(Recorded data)
********************

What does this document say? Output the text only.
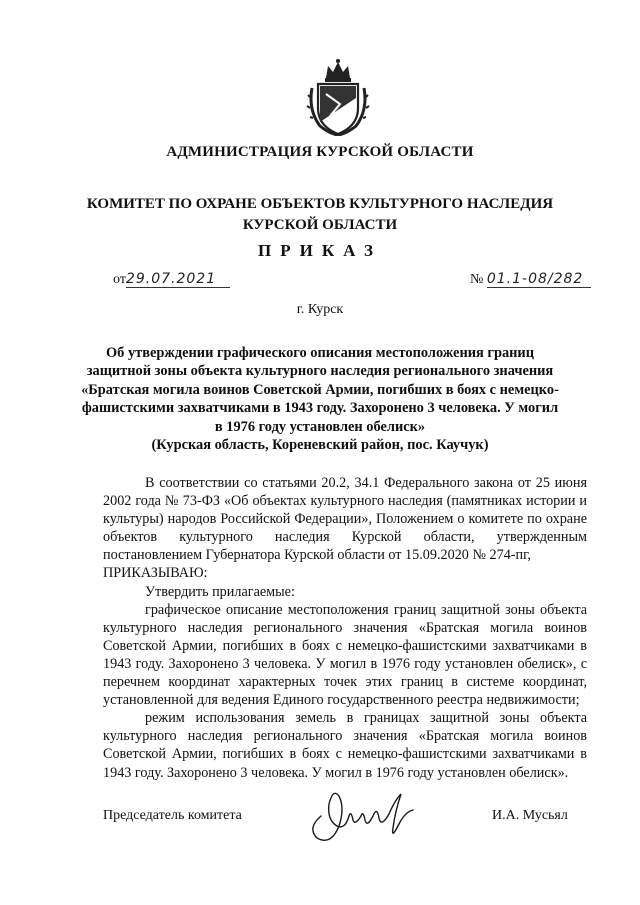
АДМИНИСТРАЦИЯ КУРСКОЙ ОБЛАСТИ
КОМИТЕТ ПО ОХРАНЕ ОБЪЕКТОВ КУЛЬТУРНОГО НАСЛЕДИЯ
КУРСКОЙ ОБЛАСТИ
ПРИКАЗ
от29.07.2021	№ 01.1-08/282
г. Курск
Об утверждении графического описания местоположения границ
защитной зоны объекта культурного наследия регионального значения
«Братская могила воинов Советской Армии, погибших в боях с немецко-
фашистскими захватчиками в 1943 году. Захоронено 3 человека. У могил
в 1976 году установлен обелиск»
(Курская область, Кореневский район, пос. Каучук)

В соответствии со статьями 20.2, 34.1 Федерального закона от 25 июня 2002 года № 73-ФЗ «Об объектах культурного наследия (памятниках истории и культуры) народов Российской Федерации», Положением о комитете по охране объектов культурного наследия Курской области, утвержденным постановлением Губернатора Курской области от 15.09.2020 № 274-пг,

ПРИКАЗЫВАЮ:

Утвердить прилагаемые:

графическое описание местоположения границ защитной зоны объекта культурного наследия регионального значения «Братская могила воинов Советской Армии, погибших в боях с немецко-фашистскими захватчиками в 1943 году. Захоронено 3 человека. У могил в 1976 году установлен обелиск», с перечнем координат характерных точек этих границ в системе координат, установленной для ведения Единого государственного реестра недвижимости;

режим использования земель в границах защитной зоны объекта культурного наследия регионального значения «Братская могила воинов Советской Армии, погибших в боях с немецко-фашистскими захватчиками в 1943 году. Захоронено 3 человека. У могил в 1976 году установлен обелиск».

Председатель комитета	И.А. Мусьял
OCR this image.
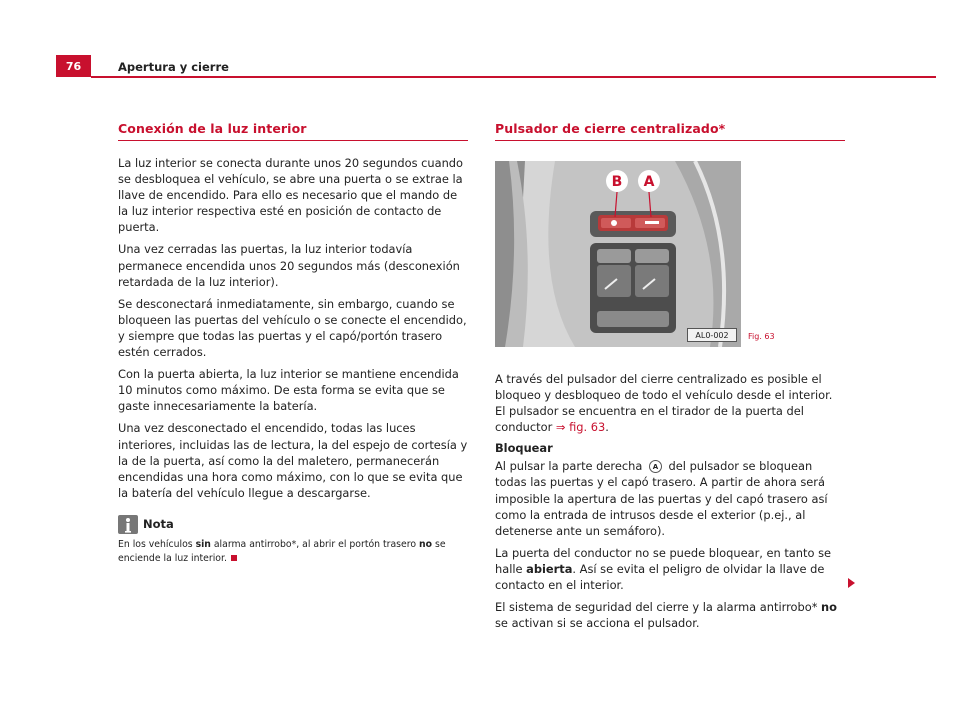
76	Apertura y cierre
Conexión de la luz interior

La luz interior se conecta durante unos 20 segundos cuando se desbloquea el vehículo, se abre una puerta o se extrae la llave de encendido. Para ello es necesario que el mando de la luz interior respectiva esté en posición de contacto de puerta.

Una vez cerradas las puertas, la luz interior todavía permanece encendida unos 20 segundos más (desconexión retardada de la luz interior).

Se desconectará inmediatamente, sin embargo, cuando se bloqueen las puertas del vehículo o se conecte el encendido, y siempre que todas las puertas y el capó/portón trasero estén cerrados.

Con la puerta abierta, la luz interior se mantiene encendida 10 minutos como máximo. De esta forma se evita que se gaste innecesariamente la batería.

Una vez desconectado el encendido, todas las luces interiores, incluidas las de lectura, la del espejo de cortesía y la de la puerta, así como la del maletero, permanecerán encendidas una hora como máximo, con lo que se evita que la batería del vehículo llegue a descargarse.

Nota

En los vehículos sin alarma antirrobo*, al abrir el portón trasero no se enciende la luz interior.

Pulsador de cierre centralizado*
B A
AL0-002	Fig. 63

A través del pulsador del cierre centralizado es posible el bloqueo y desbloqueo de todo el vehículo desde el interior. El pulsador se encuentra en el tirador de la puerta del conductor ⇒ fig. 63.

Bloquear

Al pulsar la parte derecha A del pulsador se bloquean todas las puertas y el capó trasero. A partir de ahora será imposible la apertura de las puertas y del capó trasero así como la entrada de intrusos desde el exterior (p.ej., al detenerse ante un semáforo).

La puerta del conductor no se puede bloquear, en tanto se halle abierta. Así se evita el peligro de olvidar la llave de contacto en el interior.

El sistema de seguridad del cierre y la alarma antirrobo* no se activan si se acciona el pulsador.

********************

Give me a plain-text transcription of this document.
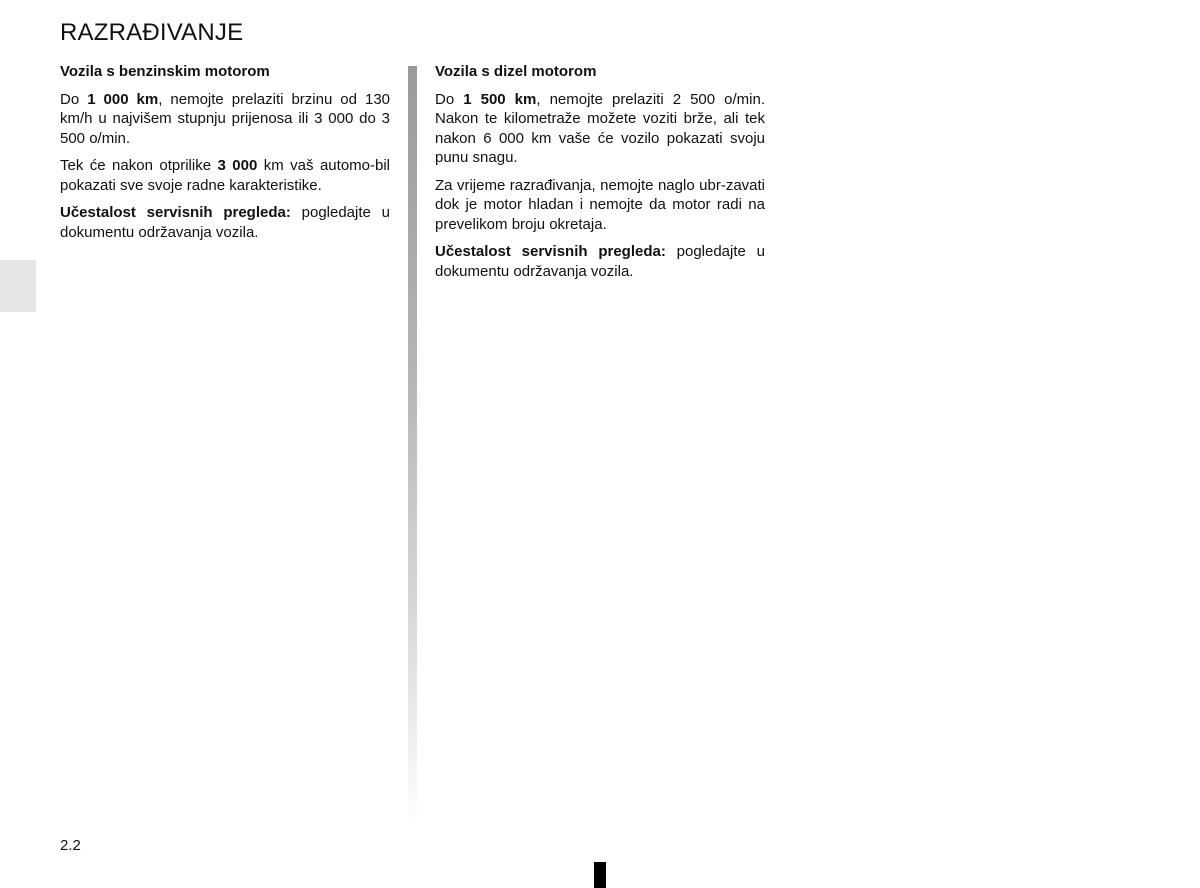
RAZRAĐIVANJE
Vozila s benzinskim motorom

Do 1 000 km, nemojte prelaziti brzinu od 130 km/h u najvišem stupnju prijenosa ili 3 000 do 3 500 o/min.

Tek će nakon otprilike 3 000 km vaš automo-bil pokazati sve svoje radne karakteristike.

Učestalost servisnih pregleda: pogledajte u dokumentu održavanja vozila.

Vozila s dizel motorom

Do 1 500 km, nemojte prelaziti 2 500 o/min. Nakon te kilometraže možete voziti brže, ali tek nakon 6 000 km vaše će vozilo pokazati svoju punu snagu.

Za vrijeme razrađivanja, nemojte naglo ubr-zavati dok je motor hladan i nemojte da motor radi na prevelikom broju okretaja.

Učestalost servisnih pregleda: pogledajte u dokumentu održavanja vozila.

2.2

********************

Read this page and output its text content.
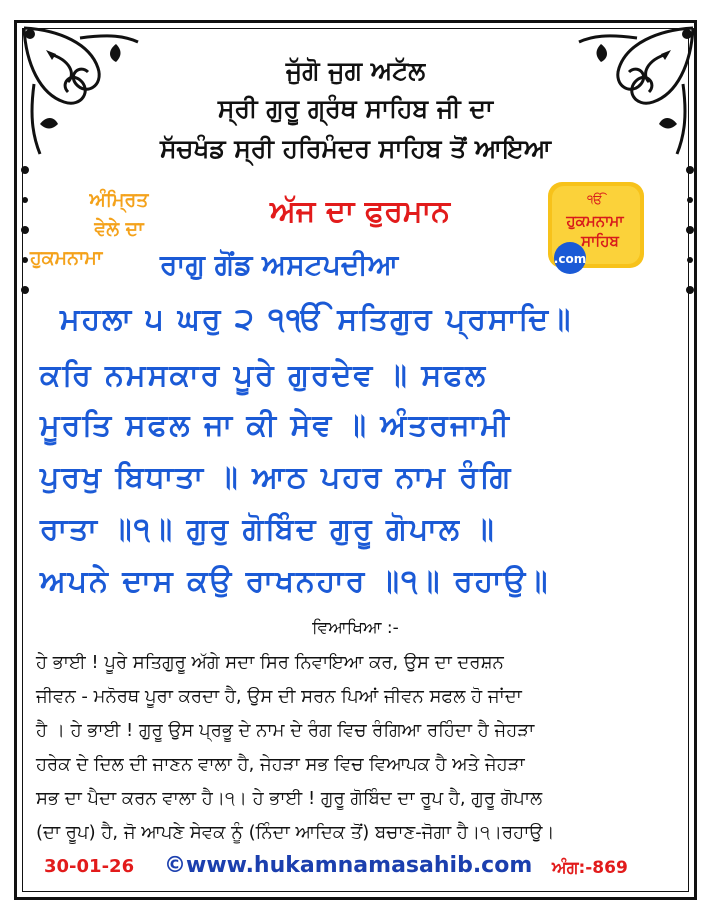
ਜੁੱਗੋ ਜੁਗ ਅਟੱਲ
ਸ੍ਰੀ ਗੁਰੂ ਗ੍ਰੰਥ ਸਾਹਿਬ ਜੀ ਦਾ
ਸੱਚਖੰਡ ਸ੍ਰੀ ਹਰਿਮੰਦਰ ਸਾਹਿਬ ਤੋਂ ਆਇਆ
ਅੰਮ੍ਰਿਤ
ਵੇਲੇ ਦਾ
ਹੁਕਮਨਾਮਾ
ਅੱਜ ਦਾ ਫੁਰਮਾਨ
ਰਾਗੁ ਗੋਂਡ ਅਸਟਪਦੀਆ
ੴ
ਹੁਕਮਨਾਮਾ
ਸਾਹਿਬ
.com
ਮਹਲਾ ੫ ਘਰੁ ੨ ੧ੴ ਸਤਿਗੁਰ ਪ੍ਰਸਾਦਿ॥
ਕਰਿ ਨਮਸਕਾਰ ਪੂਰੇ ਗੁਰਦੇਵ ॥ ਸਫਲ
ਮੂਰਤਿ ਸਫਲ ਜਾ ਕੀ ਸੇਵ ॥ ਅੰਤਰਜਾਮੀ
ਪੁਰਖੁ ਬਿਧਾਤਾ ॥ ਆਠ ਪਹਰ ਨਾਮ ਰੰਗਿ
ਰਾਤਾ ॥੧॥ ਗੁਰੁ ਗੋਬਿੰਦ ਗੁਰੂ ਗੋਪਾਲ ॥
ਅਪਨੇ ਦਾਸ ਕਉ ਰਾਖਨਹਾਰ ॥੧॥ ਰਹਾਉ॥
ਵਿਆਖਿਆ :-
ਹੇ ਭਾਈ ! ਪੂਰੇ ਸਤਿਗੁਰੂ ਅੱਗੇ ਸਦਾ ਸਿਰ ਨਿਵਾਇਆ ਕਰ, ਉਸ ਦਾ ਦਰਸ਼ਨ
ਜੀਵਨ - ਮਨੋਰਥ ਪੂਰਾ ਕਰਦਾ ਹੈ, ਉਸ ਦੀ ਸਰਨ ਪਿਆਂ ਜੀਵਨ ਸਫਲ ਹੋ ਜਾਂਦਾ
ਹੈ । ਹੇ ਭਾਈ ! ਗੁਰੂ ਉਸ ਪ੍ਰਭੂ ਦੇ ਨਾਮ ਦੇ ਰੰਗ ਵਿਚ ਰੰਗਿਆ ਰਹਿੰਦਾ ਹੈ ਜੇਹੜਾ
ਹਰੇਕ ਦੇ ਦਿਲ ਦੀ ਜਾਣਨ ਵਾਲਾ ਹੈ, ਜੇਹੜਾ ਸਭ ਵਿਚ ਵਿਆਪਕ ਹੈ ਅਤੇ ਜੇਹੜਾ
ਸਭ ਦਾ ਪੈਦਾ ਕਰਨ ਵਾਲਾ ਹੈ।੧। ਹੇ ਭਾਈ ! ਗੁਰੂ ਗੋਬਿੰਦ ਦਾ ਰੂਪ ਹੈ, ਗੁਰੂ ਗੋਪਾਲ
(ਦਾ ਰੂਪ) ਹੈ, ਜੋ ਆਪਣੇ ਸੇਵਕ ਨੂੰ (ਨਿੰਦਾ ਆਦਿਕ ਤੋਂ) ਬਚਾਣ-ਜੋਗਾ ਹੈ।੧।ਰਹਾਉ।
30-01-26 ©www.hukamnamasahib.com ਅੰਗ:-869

********************

What is the number of lines in the records above that include the word "pokazati"? Reply with that number and nothing more.

◆ Exercise solution ◆
2